§ Work instructions:
Repeat each record below exactly as given.

§ Given data:

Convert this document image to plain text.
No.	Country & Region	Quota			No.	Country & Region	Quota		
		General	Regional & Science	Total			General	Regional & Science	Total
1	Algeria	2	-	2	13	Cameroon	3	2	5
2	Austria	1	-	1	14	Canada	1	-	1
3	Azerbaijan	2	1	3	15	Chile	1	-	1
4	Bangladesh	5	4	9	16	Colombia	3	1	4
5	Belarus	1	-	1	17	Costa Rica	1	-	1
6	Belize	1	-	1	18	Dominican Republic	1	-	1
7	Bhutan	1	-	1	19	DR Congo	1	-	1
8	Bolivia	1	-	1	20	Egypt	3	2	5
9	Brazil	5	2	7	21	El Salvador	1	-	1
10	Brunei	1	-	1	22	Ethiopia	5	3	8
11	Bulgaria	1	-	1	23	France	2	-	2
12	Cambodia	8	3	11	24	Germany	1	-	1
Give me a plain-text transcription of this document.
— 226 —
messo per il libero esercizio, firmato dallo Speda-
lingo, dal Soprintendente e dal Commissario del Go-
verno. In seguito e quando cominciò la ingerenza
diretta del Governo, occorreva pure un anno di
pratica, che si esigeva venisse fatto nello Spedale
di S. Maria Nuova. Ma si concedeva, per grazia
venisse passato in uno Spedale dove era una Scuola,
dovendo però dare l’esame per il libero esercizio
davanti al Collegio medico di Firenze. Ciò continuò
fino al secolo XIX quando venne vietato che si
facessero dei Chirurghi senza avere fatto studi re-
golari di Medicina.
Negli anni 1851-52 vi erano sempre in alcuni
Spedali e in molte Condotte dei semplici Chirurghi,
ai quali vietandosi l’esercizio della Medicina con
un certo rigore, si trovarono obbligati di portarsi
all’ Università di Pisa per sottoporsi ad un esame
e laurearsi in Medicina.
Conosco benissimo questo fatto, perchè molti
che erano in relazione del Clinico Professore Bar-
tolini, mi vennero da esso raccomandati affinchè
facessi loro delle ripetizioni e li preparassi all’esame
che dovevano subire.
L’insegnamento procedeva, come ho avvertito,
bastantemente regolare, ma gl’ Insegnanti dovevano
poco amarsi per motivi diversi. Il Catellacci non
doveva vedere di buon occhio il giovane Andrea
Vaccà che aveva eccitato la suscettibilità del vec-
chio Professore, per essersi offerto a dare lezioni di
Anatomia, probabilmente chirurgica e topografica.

§ Answer to the exercise:
Convert this document image to plain text.
No.	Country & Region	Quota			No.	Country & Region	Quota		
		General	Regional & Science	Total			General	Regional & Science	Total
1	Algeria	2	-	2	13	Cameroon	3	2	5
2	Austria	1	-	1	14	Canada	1	-	1
3	Azerbaijan	2	1	3	15	Chile	1	-	1
4	Bangladesh	5	4	9	16	Colombia	3	1	4
5	Belarus	1	-	1	17	Costa Rica	1	-	1
6	Belize	1	-	1	18	Dominican Republic	1	-	1
7	Bhutan	1	-	1	19	DR Congo	1	-	1
8	Bolivia	1	-	1	20	Egypt	3	2	5
9	Brazil	5	2	7	21	El Salvador	1	-	1
10	Brunei	1	-	1	22	Ethiopia	5	3	8
11	Bulgaria	1	-	1	23	France	2	-	2
12	Cambodia	8	3	11	24	Germany	1	-	1
Give me a plain-text transcription of this document.
— 226 —
messo per il libero esercizio, firmato dallo Speda-
lingo, dal Soprintendente e dal Commissario del Go-
verno. In seguito e quando cominciò la ingerenza
diretta del Governo, occorreva pure un anno di
pratica, che si esigeva venisse fatto nello Spedale
di S. Maria Nuova. Ma si concedeva, per grazia
venisse passato in uno Spedale dove era una Scuola,
dovendo però dare l’esame per il libero esercizio
davanti al Collegio medico di Firenze. Ciò continuò
fino al secolo XIX quando venne vietato che si
facessero dei Chirurghi senza avere fatto studi re-
golari di Medicina.
Negli anni 1851-52 vi erano sempre in alcuni
Spedali e in molte Condotte dei semplici Chirurghi,
ai quali vietandosi l’esercizio della Medicina con
un certo rigore, si trovarono obbligati di portarsi
all’ Università di Pisa per sottoporsi ad un esame
e laurearsi in Medicina.
Conosco benissimo questo fatto, perchè molti
che erano in relazione del Clinico Professore Bar-
tolini, mi vennero da esso raccomandati affinchè
facessi loro delle ripetizioni e li preparassi all’esame
che dovevano subire.
L’insegnamento procedeva, come ho avvertito,
bastantemente regolare, ma gl’ Insegnanti dovevano
poco amarsi per motivi diversi. Il Catellacci non
doveva vedere di buon occhio il giovane Andrea
Vaccà che aveva eccitato la suscettibilità del vec-
chio Professore, per essersi offerto a dare lezioni di
Anatomia, probabilmente chirurgica e topografica.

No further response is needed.